"""

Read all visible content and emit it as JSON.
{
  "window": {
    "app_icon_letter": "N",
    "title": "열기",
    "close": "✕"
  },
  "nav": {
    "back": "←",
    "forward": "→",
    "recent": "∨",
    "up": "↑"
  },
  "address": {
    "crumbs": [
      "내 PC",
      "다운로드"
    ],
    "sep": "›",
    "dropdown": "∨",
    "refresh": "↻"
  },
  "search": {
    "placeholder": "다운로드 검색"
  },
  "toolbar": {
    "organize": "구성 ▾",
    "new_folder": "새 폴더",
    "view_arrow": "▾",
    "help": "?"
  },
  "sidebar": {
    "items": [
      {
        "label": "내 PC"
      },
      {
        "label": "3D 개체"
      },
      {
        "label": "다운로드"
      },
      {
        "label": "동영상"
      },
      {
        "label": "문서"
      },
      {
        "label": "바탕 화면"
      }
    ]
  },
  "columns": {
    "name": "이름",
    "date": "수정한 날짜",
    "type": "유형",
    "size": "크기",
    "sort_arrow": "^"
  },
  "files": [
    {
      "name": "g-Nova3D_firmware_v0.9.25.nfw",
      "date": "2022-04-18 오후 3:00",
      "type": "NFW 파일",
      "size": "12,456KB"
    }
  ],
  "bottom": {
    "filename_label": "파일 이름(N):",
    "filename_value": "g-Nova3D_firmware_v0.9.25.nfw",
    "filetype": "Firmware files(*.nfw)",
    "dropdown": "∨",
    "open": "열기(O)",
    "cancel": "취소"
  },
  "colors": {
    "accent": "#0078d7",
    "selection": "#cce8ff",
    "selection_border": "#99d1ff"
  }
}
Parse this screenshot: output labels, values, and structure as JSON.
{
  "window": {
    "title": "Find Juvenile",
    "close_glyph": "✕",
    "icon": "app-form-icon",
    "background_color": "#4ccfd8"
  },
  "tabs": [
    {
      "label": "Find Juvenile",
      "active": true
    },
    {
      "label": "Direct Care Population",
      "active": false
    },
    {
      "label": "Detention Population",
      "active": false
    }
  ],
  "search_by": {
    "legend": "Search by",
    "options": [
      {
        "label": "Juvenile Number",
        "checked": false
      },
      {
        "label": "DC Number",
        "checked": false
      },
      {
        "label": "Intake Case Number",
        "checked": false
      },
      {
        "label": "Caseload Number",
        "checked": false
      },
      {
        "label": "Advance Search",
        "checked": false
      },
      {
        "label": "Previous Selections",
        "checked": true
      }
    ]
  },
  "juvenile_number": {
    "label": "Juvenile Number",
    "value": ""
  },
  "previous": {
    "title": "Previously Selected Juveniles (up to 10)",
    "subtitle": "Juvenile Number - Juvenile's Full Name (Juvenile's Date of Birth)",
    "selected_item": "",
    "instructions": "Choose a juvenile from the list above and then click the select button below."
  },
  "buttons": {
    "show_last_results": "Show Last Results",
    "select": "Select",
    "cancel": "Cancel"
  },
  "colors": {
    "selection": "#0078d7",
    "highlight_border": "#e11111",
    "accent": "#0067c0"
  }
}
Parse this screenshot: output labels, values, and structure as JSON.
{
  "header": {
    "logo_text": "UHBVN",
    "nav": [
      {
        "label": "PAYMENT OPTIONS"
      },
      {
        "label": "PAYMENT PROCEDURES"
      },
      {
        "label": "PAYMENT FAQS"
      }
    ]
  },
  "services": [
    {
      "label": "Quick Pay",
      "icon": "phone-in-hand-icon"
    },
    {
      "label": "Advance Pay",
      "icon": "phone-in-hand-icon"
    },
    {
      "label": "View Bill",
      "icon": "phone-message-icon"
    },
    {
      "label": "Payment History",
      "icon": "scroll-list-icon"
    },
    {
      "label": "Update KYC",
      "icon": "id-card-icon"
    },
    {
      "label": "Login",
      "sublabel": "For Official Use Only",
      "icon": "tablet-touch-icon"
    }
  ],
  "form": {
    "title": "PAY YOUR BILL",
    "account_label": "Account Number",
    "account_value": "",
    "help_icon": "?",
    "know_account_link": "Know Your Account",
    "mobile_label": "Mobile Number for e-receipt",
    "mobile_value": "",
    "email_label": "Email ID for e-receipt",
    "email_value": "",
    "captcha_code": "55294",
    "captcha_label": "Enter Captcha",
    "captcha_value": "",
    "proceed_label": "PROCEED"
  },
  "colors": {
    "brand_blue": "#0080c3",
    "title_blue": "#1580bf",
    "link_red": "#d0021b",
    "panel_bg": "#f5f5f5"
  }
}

"""

_Given problem_
Please restate the data word for word, every record included.

_Full output_
Read all visible content and emit it as JSON.
{
  "window": {
    "app_icon_letter": "N",
    "title": "열기",
    "close": "✕"
  },
  "nav": {
    "back": "←",
    "forward": "→",
    "recent": "∨",
    "up": "↑"
  },
  "address": {
    "crumbs": [
      "내 PC",
      "다운로드"
    ],
    "sep": "›",
    "dropdown": "∨",
    "refresh": "↻"
  },
  "search": {
    "placeholder": "다운로드 검색"
  },
  "toolbar": {
    "organize": "구성 ▾",
    "new_folder": "새 폴더",
    "view_arrow": "▾",
    "help": "?"
  },
  "sidebar": {
    "items": [
      {
        "label": "내 PC"
      },
      {
        "label": "3D 개체"
      },
      {
        "label": "다운로드"
      },
      {
        "label": "동영상"
      },
      {
        "label": "문서"
      },
      {
        "label": "바탕 화면"
      }
    ]
  },
  "columns": {
    "name": "이름",
    "date": "수정한 날짜",
    "type": "유형",
    "size": "크기",
    "sort_arrow": "^"
  },
  "files": [
    {
      "name": "g-Nova3D_firmware_v0.9.25.nfw",
      "date": "2022-04-18 오후 3:00",
      "type": "NFW 파일",
      "size": "12,456KB"
    }
  ],
  "bottom": {
    "filename_label": "파일 이름(N):",
    "filename_value": "g-Nova3D_firmware_v0.9.25.nfw",
    "filetype": "Firmware files(*.nfw)",
    "dropdown": "∨",
    "open": "열기(O)",
    "cancel": "취소"
  },
  "colors": {
    "accent": "#0078d7",
    "selection": "#cce8ff",
    "selection_border": "#99d1ff"
  }
}
Parse this screenshot: output labels, values, and structure as JSON.
{
  "window": {
    "title": "Find Juvenile",
    "close_glyph": "✕",
    "icon": "app-form-icon",
    "background_color": "#4ccfd8"
  },
  "tabs": [
    {
      "label": "Find Juvenile",
      "active": true
    },
    {
      "label": "Direct Care Population",
      "active": false
    },
    {
      "label": "Detention Population",
      "active": false
    }
  ],
  "search_by": {
    "legend": "Search by",
    "options": [
      {
        "label": "Juvenile Number",
        "checked": false
      },
      {
        "label": "DC Number",
        "checked": false
      },
      {
        "label": "Intake Case Number",
        "checked": false
      },
      {
        "label": "Caseload Number",
        "checked": false
      },
      {
        "label": "Advance Search",
        "checked": false
      },
      {
        "label": "Previous Selections",
        "checked": true
      }
    ]
  },
  "juvenile_number": {
    "label": "Juvenile Number",
    "value": ""
  },
  "previous": {
    "title": "Previously Selected Juveniles (up to 10)",
    "subtitle": "Juvenile Number - Juvenile's Full Name (Juvenile's Date of Birth)",
    "selected_item": "",
    "instructions": "Choose a juvenile from the list above and then click the select button below."
  },
  "buttons": {
    "show_last_results": "Show Last Results",
    "select": "Select",
    "cancel": "Cancel"
  },
  "colors": {
    "selection": "#0078d7",
    "highlight_border": "#e11111",
    "accent": "#0067c0"
  }
}
Parse this screenshot: output labels, values, and structure as JSON.
{
  "header": {
    "logo_text": "UHBVN",
    "nav": [
      {
        "label": "PAYMENT OPTIONS"
      },
      {
        "label": "PAYMENT PROCEDURES"
      },
      {
        "label": "PAYMENT FAQS"
      }
    ]
  },
  "services": [
    {
      "label": "Quick Pay",
      "icon": "phone-in-hand-icon"
    },
    {
      "label": "Advance Pay",
      "icon": "phone-in-hand-icon"
    },
    {
      "label": "View Bill",
      "icon": "phone-message-icon"
    },
    {
      "label": "Payment History",
      "icon": "scroll-list-icon"
    },
    {
      "label": "Update KYC",
      "icon": "id-card-icon"
    },
    {
      "label": "Login",
      "sublabel": "For Official Use Only",
      "icon": "tablet-touch-icon"
    }
  ],
  "form": {
    "title": "PAY YOUR BILL",
    "account_label": "Account Number",
    "account_value": "",
    "help_icon": "?",
    "know_account_link": "Know Your Account",
    "mobile_label": "Mobile Number for e-receipt",
    "mobile_value": "",
    "email_label": "Email ID for e-receipt",
    "email_value": "",
    "captcha_code": "55294",
    "captcha_label": "Enter Captcha",
    "captcha_value": "",
    "proceed_label": "PROCEED"
  },
  "colors": {
    "brand_blue": "#0080c3",
    "title_blue": "#1580bf",
    "link_red": "#d0021b",
    "panel_bg": "#f5f5f5"
  }
}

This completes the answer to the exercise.